List each line of the data in which the string "Tamayo" appears.

| DATA FOR PROCESSING |
START
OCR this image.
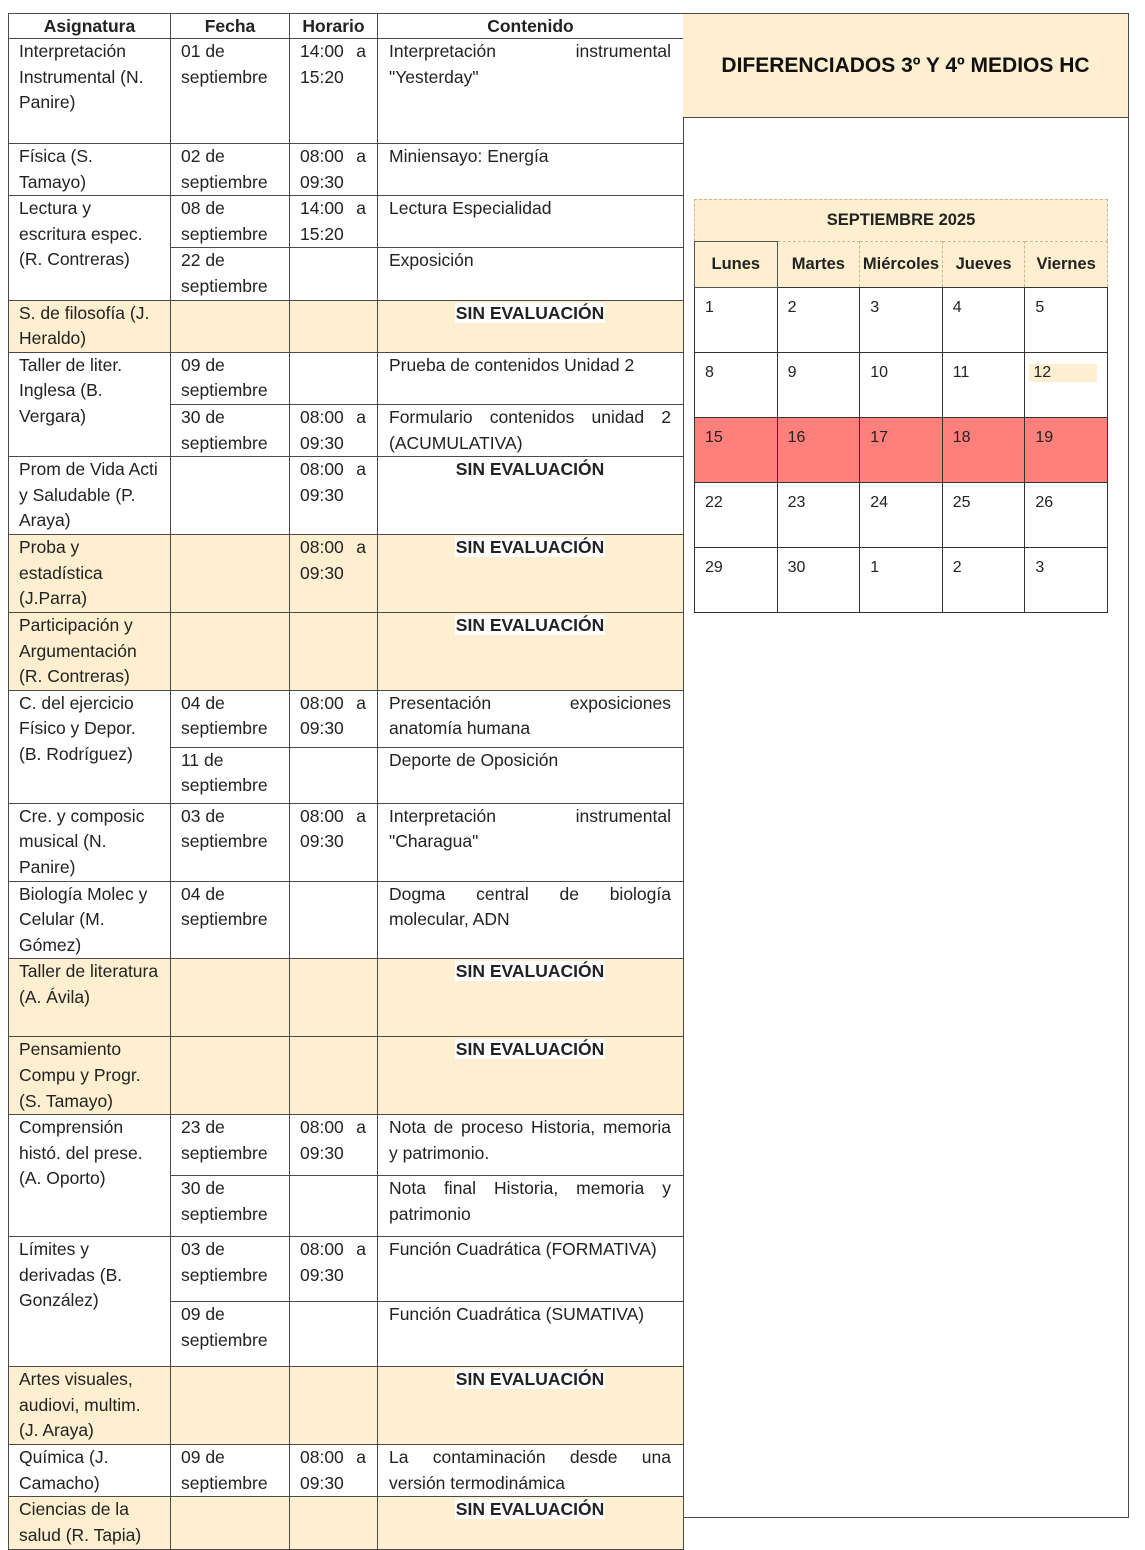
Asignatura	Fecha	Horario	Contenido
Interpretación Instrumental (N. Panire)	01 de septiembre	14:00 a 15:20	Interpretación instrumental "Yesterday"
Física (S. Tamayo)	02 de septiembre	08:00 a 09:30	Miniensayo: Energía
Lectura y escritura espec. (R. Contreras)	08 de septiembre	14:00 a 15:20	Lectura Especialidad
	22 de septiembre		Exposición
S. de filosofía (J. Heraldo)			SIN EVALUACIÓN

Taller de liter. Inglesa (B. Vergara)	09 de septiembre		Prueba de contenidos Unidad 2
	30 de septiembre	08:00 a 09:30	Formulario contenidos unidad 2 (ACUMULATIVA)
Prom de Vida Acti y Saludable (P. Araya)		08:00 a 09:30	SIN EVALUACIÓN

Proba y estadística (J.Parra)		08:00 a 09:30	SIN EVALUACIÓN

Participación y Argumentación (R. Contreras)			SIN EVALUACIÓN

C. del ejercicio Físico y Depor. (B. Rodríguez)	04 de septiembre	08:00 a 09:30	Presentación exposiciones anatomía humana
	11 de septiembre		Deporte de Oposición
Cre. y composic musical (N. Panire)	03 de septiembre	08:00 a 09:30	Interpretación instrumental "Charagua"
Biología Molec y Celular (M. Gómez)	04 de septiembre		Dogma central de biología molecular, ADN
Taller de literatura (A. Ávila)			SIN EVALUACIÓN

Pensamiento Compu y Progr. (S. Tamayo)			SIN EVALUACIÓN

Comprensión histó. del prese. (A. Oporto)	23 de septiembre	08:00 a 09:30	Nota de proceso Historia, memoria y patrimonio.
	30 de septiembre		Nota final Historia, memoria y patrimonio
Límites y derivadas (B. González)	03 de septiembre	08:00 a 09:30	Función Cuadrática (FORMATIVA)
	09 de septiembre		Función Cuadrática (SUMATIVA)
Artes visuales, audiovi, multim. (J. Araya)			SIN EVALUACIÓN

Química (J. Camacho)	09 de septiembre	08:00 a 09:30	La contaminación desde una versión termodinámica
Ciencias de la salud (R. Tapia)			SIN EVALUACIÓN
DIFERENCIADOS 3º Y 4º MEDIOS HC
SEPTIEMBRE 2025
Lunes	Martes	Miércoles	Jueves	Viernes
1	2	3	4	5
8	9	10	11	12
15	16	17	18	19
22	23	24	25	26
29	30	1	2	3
END
START
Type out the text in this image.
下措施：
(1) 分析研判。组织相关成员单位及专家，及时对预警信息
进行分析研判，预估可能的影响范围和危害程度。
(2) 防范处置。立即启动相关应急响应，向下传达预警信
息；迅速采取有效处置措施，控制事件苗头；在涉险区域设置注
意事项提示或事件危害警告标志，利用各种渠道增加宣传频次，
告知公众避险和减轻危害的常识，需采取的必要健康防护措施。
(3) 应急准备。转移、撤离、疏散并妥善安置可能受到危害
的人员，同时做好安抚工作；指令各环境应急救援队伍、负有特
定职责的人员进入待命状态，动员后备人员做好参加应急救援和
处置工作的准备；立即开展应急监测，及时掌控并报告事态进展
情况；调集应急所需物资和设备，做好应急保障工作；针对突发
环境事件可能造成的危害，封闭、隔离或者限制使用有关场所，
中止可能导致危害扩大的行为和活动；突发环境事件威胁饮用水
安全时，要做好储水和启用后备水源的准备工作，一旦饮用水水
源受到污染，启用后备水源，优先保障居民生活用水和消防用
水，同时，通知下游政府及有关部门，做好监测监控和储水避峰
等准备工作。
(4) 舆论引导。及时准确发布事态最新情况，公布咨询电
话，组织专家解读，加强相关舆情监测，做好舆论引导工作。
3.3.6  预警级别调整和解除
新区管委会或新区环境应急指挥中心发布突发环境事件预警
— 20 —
END
| WRITTEN RESPONSE |
Física (S. Tamayo)	02 de septiembre	08:00 a 09:30	Miniensayo: Energía
Pensamiento Compu y Progr. (S. Tamayo)			SIN EVALUACIÓN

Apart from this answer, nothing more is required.